* _WHAT NEEDS TO BE DONE_: Reproduce each line exactly.

== AVAILABLE DATA

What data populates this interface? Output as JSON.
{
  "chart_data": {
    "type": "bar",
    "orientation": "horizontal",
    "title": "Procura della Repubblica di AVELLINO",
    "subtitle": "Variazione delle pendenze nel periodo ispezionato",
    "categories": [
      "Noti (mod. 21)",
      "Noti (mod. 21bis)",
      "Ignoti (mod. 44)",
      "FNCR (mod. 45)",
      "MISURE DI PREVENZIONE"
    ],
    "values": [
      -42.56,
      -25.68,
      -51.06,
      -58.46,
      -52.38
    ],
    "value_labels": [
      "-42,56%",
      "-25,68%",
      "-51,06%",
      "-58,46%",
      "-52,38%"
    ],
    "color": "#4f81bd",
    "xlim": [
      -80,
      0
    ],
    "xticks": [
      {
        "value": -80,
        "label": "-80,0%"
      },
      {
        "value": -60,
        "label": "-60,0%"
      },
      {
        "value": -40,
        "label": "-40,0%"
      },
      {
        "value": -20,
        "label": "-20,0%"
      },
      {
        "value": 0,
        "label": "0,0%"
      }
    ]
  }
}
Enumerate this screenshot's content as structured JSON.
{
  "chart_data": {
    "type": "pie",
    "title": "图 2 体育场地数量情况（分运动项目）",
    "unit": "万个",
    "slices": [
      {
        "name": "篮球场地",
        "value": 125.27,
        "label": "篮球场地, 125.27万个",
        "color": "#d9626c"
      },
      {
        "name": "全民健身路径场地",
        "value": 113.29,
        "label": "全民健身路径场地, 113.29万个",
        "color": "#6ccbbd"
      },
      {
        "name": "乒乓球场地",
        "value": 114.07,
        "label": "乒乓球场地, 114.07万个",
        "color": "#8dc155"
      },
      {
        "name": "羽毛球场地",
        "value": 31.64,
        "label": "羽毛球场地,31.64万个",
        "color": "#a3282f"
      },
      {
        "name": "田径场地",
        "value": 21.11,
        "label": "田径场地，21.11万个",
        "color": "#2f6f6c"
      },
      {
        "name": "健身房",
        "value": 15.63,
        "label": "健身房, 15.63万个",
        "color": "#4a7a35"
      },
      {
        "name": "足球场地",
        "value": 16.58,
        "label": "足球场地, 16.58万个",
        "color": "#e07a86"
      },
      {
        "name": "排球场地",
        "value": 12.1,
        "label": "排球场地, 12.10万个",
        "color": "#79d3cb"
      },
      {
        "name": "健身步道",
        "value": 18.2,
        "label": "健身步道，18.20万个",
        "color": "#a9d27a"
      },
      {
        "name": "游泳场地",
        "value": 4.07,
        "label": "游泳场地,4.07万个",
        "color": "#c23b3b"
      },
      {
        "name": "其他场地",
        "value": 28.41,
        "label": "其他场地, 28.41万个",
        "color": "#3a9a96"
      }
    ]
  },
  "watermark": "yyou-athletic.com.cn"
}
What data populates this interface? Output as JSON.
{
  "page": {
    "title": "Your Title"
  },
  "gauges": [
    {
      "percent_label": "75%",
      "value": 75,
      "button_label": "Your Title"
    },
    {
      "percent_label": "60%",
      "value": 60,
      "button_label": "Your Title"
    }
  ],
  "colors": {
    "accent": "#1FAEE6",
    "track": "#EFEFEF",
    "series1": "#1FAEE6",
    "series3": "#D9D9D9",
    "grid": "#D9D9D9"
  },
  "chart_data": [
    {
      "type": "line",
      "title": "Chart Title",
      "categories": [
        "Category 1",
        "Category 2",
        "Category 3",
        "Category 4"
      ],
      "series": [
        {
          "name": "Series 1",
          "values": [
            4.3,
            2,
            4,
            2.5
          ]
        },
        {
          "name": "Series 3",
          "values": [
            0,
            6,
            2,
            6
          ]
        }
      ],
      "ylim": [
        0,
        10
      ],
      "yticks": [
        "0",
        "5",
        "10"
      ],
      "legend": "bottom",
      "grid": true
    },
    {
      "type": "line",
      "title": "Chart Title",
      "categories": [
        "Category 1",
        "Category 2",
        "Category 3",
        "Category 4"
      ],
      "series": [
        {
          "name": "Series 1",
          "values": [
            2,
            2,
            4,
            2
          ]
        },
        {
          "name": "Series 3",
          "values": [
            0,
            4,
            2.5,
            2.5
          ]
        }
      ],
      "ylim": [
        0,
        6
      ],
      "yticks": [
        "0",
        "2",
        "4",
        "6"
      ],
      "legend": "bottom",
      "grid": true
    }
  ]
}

====

* _OUTPUT FOR THIS TASK_:
What data populates this interface? Output as JSON.
{
  "chart_data": {
    "type": "bar",
    "orientation": "horizontal",
    "title": "Procura della Repubblica di AVELLINO",
    "subtitle": "Variazione delle pendenze nel periodo ispezionato",
    "categories": [
      "Noti (mod. 21)",
      "Noti (mod. 21bis)",
      "Ignoti (mod. 44)",
      "FNCR (mod. 45)",
      "MISURE DI PREVENZIONE"
    ],
    "values": [
      -42.56,
      -25.68,
      -51.06,
      -58.46,
      -52.38
    ],
    "value_labels": [
      "-42,56%",
      "-25,68%",
      "-51,06%",
      "-58,46%",
      "-52,38%"
    ],
    "color": "#4f81bd",
    "xlim": [
      -80,
      0
    ],
    "xticks": [
      {
        "value": -80,
        "label": "-80,0%"
      },
      {
        "value": -60,
        "label": "-60,0%"
      },
      {
        "value": -40,
        "label": "-40,0%"
      },
      {
        "value": -20,
        "label": "-20,0%"
      },
      {
        "value": 0,
        "label": "0,0%"
      }
    ]
  }
}
Enumerate this screenshot's content as structured JSON.
{
  "chart_data": {
    "type": "pie",
    "title": "图 2 体育场地数量情况（分运动项目）",
    "unit": "万个",
    "slices": [
      {
        "name": "篮球场地",
        "value": 125.27,
        "label": "篮球场地, 125.27万个",
        "color": "#d9626c"
      },
      {
        "name": "全民健身路径场地",
        "value": 113.29,
        "label": "全民健身路径场地, 113.29万个",
        "color": "#6ccbbd"
      },
      {
        "name": "乒乓球场地",
        "value": 114.07,
        "label": "乒乓球场地, 114.07万个",
        "color": "#8dc155"
      },
      {
        "name": "羽毛球场地",
        "value": 31.64,
        "label": "羽毛球场地,31.64万个",
        "color": "#a3282f"
      },
      {
        "name": "田径场地",
        "value": 21.11,
        "label": "田径场地，21.11万个",
        "color": "#2f6f6c"
      },
      {
        "name": "健身房",
        "value": 15.63,
        "label": "健身房, 15.63万个",
        "color": "#4a7a35"
      },
      {
        "name": "足球场地",
        "value": 16.58,
        "label": "足球场地, 16.58万个",
        "color": "#e07a86"
      },
      {
        "name": "排球场地",
        "value": 12.1,
        "label": "排球场地, 12.10万个",
        "color": "#79d3cb"
      },
      {
        "name": "健身步道",
        "value": 18.2,
        "label": "健身步道，18.20万个",
        "color": "#a9d27a"
      },
      {
        "name": "游泳场地",
        "value": 4.07,
        "label": "游泳场地,4.07万个",
        "color": "#c23b3b"
      },
      {
        "name": "其他场地",
        "value": 28.41,
        "label": "其他场地, 28.41万个",
        "color": "#3a9a96"
      }
    ]
  },
  "watermark": "yyou-athletic.com.cn"
}
What data populates this interface? Output as JSON.
{
  "page": {
    "title": "Your Title"
  },
  "gauges": [
    {
      "percent_label": "75%",
      "value": 75,
      "button_label": "Your Title"
    },
    {
      "percent_label": "60%",
      "value": 60,
      "button_label": "Your Title"
    }
  ],
  "colors": {
    "accent": "#1FAEE6",
    "track": "#EFEFEF",
    "series1": "#1FAEE6",
    "series3": "#D9D9D9",
    "grid": "#D9D9D9"
  },
  "chart_data": [
    {
      "type": "line",
      "title": "Chart Title",
      "categories": [
        "Category 1",
        "Category 2",
        "Category 3",
        "Category 4"
      ],
      "series": [
        {
          "name": "Series 1",
          "values": [
            4.3,
            2,
            4,
            2.5
          ]
        },
        {
          "name": "Series 3",
          "values": [
            0,
            6,
            2,
            6
          ]
        }
      ],
      "ylim": [
        0,
        10
      ],
      "yticks": [
        "0",
        "5",
        "10"
      ],
      "legend": "bottom",
      "grid": true
    },
    {
      "type": "line",
      "title": "Chart Title",
      "categories": [
        "Category 1",
        "Category 2",
        "Category 3",
        "Category 4"
      ],
      "series": [
        {
          "name": "Series 1",
          "values": [
            2,
            2,
            4,
            2
          ]
        },
        {
          "name": "Series 3",
          "values": [
            0,
            4,
            2.5,
            2.5
          ]
        }
      ],
      "ylim": [
        0,
        6
      ],
      "yticks": [
        "0",
        "2",
        "4",
        "6"
      ],
      "legend": "bottom",
      "grid": true
    }
  ]
}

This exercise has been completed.